(Recorded data)
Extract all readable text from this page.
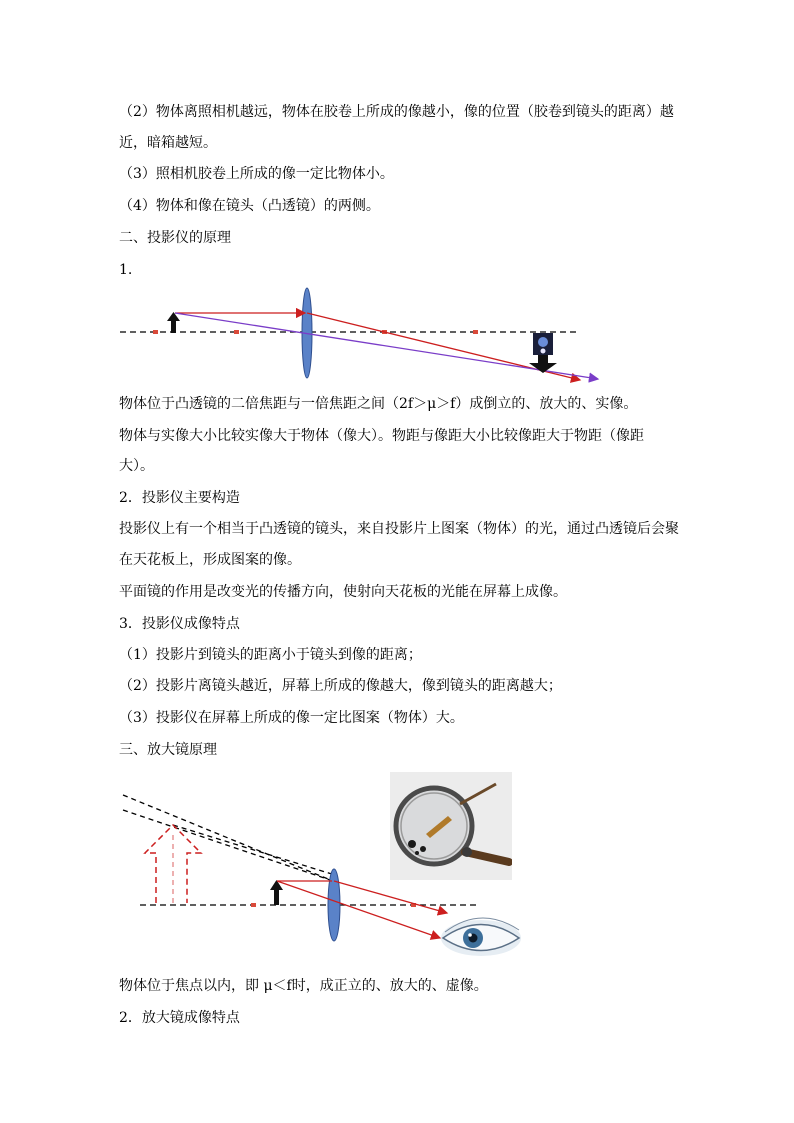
（2）物体离照相机越远，物体在胶卷上所成的像越小，像的位置（胶卷到镜头的距离）越
近，暗箱越短。
（3）照相机胶卷上所成的像一定比物体小。
（4）物体和像在镜头（凸透镜）的两侧。
二、投影仪的原理
1.
物体位于凸透镜的二倍焦距与一倍焦距之间（2f＞μ＞f）成倒立的、放大的、实像。
物体与实像大小比较实像大于物体（像大）。物距与像距大小比较像距大于物距（像距
大）。
2．投影仪主要构造
投影仪上有一个相当于凸透镜的镜头，来自投影片上图案（物体）的光，通过凸透镜后会聚
在天花板上，形成图案的像。
平面镜的作用是改变光的传播方向，使射向天花板的光能在屏幕上成像。
3．投影仪成像特点
（1）投影片到镜头的距离小于镜头到像的距离；
（2）投影片离镜头越近，屏幕上所成的像越大，像到镜头的距离越大；
（3）投影仪在屏幕上所成的像一定比图案（物体）大。
三、放大镜原理
物体位于焦点以内，即 μ＜f时，成正立的、放大的、虚像。
2．放大镜成像特点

OBJECTIVE: Repeat the records above verbatim, with no pictures in the result.

RESPONSE:
Extract all readable text from this page.
（2）物体离照相机越远，物体在胶卷上所成的像越小，像的位置（胶卷到镜头的距离）越
近，暗箱越短。
（3）照相机胶卷上所成的像一定比物体小。
（4）物体和像在镜头（凸透镜）的两侧。
二、投影仪的原理
1.
物体位于凸透镜的二倍焦距与一倍焦距之间（2f＞μ＞f）成倒立的、放大的、实像。
物体与实像大小比较实像大于物体（像大）。物距与像距大小比较像距大于物距（像距
大）。
2．投影仪主要构造
投影仪上有一个相当于凸透镜的镜头，来自投影片上图案（物体）的光，通过凸透镜后会聚
在天花板上，形成图案的像。
平面镜的作用是改变光的传播方向，使射向天花板的光能在屏幕上成像。
3．投影仪成像特点
（1）投影片到镜头的距离小于镜头到像的距离；
（2）投影片离镜头越近，屏幕上所成的像越大，像到镜头的距离越大；
（3）投影仪在屏幕上所成的像一定比图案（物体）大。
三、放大镜原理
物体位于焦点以内，即 μ＜f时，成正立的、放大的、虚像。
2．放大镜成像特点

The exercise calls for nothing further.